◆ **STATED TASK**:
Repeat the listing in full. Nothing may be added or left out.

◆ **SOURCE MATERIAL**:
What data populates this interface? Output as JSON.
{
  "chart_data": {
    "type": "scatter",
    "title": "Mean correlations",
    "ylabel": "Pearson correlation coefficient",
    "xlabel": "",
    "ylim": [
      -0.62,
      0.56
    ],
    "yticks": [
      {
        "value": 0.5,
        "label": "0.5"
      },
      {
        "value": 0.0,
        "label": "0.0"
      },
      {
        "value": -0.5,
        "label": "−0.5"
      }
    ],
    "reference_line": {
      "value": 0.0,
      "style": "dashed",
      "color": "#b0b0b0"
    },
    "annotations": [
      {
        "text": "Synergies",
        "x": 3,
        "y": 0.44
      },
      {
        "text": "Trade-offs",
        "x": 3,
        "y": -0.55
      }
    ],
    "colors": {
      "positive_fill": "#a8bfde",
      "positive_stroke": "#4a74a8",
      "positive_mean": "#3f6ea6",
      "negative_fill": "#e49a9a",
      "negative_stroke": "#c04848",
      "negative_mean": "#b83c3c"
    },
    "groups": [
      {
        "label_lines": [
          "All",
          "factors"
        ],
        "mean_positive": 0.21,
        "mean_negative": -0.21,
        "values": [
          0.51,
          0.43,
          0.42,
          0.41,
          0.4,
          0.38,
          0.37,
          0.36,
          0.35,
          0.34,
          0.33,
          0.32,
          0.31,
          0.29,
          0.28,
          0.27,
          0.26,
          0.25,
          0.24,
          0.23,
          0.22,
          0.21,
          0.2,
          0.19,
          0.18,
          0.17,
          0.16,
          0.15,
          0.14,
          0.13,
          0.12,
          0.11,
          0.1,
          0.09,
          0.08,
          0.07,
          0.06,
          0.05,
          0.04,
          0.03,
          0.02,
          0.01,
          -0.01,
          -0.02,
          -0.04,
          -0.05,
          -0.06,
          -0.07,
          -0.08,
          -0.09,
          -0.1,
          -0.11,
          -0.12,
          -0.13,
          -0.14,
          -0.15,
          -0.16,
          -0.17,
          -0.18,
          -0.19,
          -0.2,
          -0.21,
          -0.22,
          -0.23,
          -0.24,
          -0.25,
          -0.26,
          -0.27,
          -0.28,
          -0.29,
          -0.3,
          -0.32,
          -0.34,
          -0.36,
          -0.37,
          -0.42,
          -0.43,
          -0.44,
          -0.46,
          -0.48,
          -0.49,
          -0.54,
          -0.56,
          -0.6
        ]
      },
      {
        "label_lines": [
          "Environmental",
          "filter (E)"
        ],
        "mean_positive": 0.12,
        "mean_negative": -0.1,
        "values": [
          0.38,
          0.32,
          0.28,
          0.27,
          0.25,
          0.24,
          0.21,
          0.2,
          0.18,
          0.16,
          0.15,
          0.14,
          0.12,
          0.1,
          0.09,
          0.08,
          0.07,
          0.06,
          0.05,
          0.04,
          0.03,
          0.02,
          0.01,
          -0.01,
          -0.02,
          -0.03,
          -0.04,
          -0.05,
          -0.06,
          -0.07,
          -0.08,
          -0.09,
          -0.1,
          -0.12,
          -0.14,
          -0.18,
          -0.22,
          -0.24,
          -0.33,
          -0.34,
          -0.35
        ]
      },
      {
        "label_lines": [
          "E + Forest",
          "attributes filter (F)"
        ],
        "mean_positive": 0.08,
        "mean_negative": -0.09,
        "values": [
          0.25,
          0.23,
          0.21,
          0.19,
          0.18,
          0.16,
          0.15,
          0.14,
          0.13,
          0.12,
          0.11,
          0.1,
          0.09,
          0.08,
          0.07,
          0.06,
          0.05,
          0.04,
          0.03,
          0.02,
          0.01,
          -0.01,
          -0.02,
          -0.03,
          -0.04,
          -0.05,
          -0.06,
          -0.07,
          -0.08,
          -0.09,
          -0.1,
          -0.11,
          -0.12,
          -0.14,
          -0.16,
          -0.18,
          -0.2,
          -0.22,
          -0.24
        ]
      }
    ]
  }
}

◆ **RESULT BELOW**:
What data populates this interface? Output as JSON.
{
  "chart_data": {
    "type": "scatter",
    "title": "Mean correlations",
    "ylabel": "Pearson correlation coefficient",
    "xlabel": "",
    "ylim": [
      -0.62,
      0.56
    ],
    "yticks": [
      {
        "value": 0.5,
        "label": "0.5"
      },
      {
        "value": 0.0,
        "label": "0.0"
      },
      {
        "value": -0.5,
        "label": "−0.5"
      }
    ],
    "reference_line": {
      "value": 0.0,
      "style": "dashed",
      "color": "#b0b0b0"
    },
    "annotations": [
      {
        "text": "Synergies",
        "x": 3,
        "y": 0.44
      },
      {
        "text": "Trade-offs",
        "x": 3,
        "y": -0.55
      }
    ],
    "colors": {
      "positive_fill": "#a8bfde",
      "positive_stroke": "#4a74a8",
      "positive_mean": "#3f6ea6",
      "negative_fill": "#e49a9a",
      "negative_stroke": "#c04848",
      "negative_mean": "#b83c3c"
    },
    "groups": [
      {
        "label_lines": [
          "All",
          "factors"
        ],
        "mean_positive": 0.21,
        "mean_negative": -0.21,
        "values": [
          0.51,
          0.43,
          0.42,
          0.41,
          0.4,
          0.38,
          0.37,
          0.36,
          0.35,
          0.34,
          0.33,
          0.32,
          0.31,
          0.29,
          0.28,
          0.27,
          0.26,
          0.25,
          0.24,
          0.23,
          0.22,
          0.21,
          0.2,
          0.19,
          0.18,
          0.17,
          0.16,
          0.15,
          0.14,
          0.13,
          0.12,
          0.11,
          0.1,
          0.09,
          0.08,
          0.07,
          0.06,
          0.05,
          0.04,
          0.03,
          0.02,
          0.01,
          -0.01,
          -0.02,
          -0.04,
          -0.05,
          -0.06,
          -0.07,
          -0.08,
          -0.09,
          -0.1,
          -0.11,
          -0.12,
          -0.13,
          -0.14,
          -0.15,
          -0.16,
          -0.17,
          -0.18,
          -0.19,
          -0.2,
          -0.21,
          -0.22,
          -0.23,
          -0.24,
          -0.25,
          -0.26,
          -0.27,
          -0.28,
          -0.29,
          -0.3,
          -0.32,
          -0.34,
          -0.36,
          -0.37,
          -0.42,
          -0.43,
          -0.44,
          -0.46,
          -0.48,
          -0.49,
          -0.54,
          -0.56,
          -0.6
        ]
      },
      {
        "label_lines": [
          "Environmental",
          "filter (E)"
        ],
        "mean_positive": 0.12,
        "mean_negative": -0.1,
        "values": [
          0.38,
          0.32,
          0.28,
          0.27,
          0.25,
          0.24,
          0.21,
          0.2,
          0.18,
          0.16,
          0.15,
          0.14,
          0.12,
          0.1,
          0.09,
          0.08,
          0.07,
          0.06,
          0.05,
          0.04,
          0.03,
          0.02,
          0.01,
          -0.01,
          -0.02,
          -0.03,
          -0.04,
          -0.05,
          -0.06,
          -0.07,
          -0.08,
          -0.09,
          -0.1,
          -0.12,
          -0.14,
          -0.18,
          -0.22,
          -0.24,
          -0.33,
          -0.34,
          -0.35
        ]
      },
      {
        "label_lines": [
          "E + Forest",
          "attributes filter (F)"
        ],
        "mean_positive": 0.08,
        "mean_negative": -0.09,
        "values": [
          0.25,
          0.23,
          0.21,
          0.19,
          0.18,
          0.16,
          0.15,
          0.14,
          0.13,
          0.12,
          0.11,
          0.1,
          0.09,
          0.08,
          0.07,
          0.06,
          0.05,
          0.04,
          0.03,
          0.02,
          0.01,
          -0.01,
          -0.02,
          -0.03,
          -0.04,
          -0.05,
          -0.06,
          -0.07,
          -0.08,
          -0.09,
          -0.1,
          -0.11,
          -0.12,
          -0.14,
          -0.16,
          -0.18,
          -0.2,
          -0.22,
          -0.24
        ]
      }
    ]
  }
}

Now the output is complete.